→ **WHAT THE TASK ASKS**:
Output the material word for word. Leave each picture out.

-- START OF WORKING DATA --

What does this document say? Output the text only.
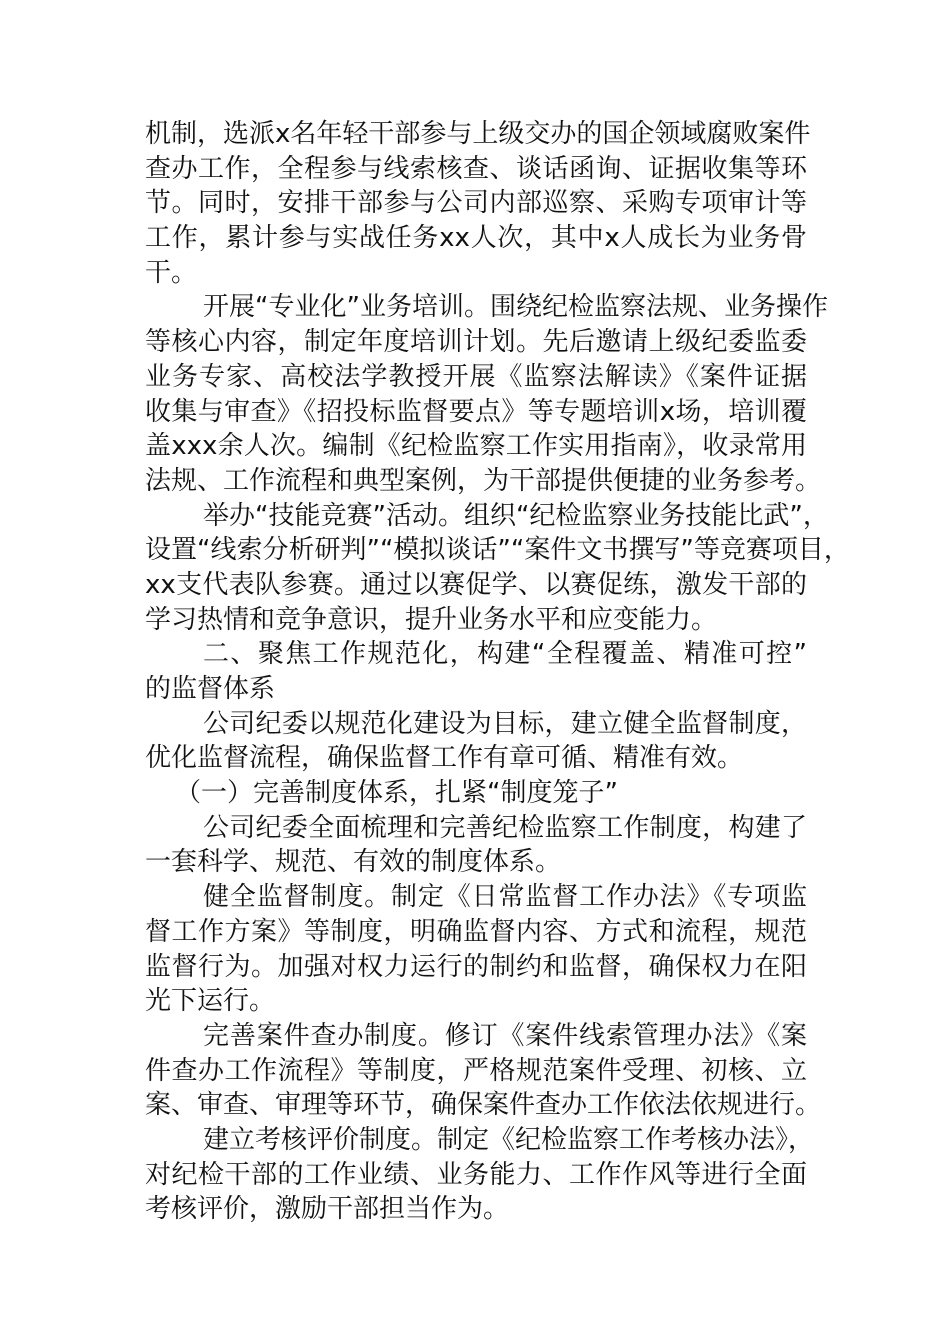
机制，选派x名年轻干部参与上级交办的国企领域腐败案件
查办工作，全程参与线索核查、谈话函询、证据收集等环
节。同时，安排干部参与公司内部巡察、采购专项审计等
工作，累计参与实战任务xx人次，其中x人成长为业务骨
干。
开展“专业化”业务培训。围绕纪检监察法规、业务操作
等核心内容，制定年度培训计划。先后邀请上级纪委监委
业务专家、高校法学教授开展《监察法解读》《案件证据
收集与审查》《招投标监督要点》等专题培训x场，培训覆
盖xxx余人次。编制《纪检监察工作实用指南》，收录常用
法规、工作流程和典型案例，为干部提供便捷的业务参考。
举办“技能竞赛”活动。组织“纪检监察业务技能比武”，
设置“线索分析研判”“模拟谈话”“案件文书撰写”等竞赛项目，
xx支代表队参赛。通过以赛促学、以赛促练，激发干部的
学习热情和竞争意识，提升业务水平和应变能力。
二、聚焦工作规范化，构建“全程覆盖、精准可控”
的监督体系
公司纪委以规范化建设为目标，建立健全监督制度，
优化监督流程，确保监督工作有章可循、精准有效。
（一）完善制度体系，扎紧“制度笼子”
公司纪委全面梳理和完善纪检监察工作制度，构建了
一套科学、规范、有效的制度体系。
健全监督制度。制定《日常监督工作办法》《专项监
督工作方案》等制度，明确监督内容、方式和流程，规范
监督行为。加强对权力运行的制约和监督，确保权力在阳
光下运行。
完善案件查办制度。修订《案件线索管理办法》《案
件查办工作流程》等制度，严格规范案件受理、初核、立
案、审查、审理等环节，确保案件查办工作依法依规进行。
建立考核评价制度。制定《纪检监察工作考核办法》，
对纪检干部的工作业绩、业务能力、工作作风等进行全面
考核评价，激励干部担当作为。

-- END OF WORKING DATA --

→ **FINAL RESULT**:
What does this document say? Output the text only.
机制，选派x名年轻干部参与上级交办的国企领域腐败案件
查办工作，全程参与线索核查、谈话函询、证据收集等环
节。同时，安排干部参与公司内部巡察、采购专项审计等
工作，累计参与实战任务xx人次，其中x人成长为业务骨
干。
开展“专业化”业务培训。围绕纪检监察法规、业务操作
等核心内容，制定年度培训计划。先后邀请上级纪委监委
业务专家、高校法学教授开展《监察法解读》《案件证据
收集与审查》《招投标监督要点》等专题培训x场，培训覆
盖xxx余人次。编制《纪检监察工作实用指南》，收录常用
法规、工作流程和典型案例，为干部提供便捷的业务参考。
举办“技能竞赛”活动。组织“纪检监察业务技能比武”，
设置“线索分析研判”“模拟谈话”“案件文书撰写”等竞赛项目，
xx支代表队参赛。通过以赛促学、以赛促练，激发干部的
学习热情和竞争意识，提升业务水平和应变能力。
二、聚焦工作规范化，构建“全程覆盖、精准可控”
的监督体系
公司纪委以规范化建设为目标，建立健全监督制度，
优化监督流程，确保监督工作有章可循、精准有效。
（一）完善制度体系，扎紧“制度笼子”
公司纪委全面梳理和完善纪检监察工作制度，构建了
一套科学、规范、有效的制度体系。
健全监督制度。制定《日常监督工作办法》《专项监
督工作方案》等制度，明确监督内容、方式和流程，规范
监督行为。加强对权力运行的制约和监督，确保权力在阳
光下运行。
完善案件查办制度。修订《案件线索管理办法》《案
件查办工作流程》等制度，严格规范案件受理、初核、立
案、审查、审理等环节，确保案件查办工作依法依规进行。
建立考核评价制度。制定《纪检监察工作考核办法》，
对纪检干部的工作业绩、业务能力、工作作风等进行全面
考核评价，激励干部担当作为。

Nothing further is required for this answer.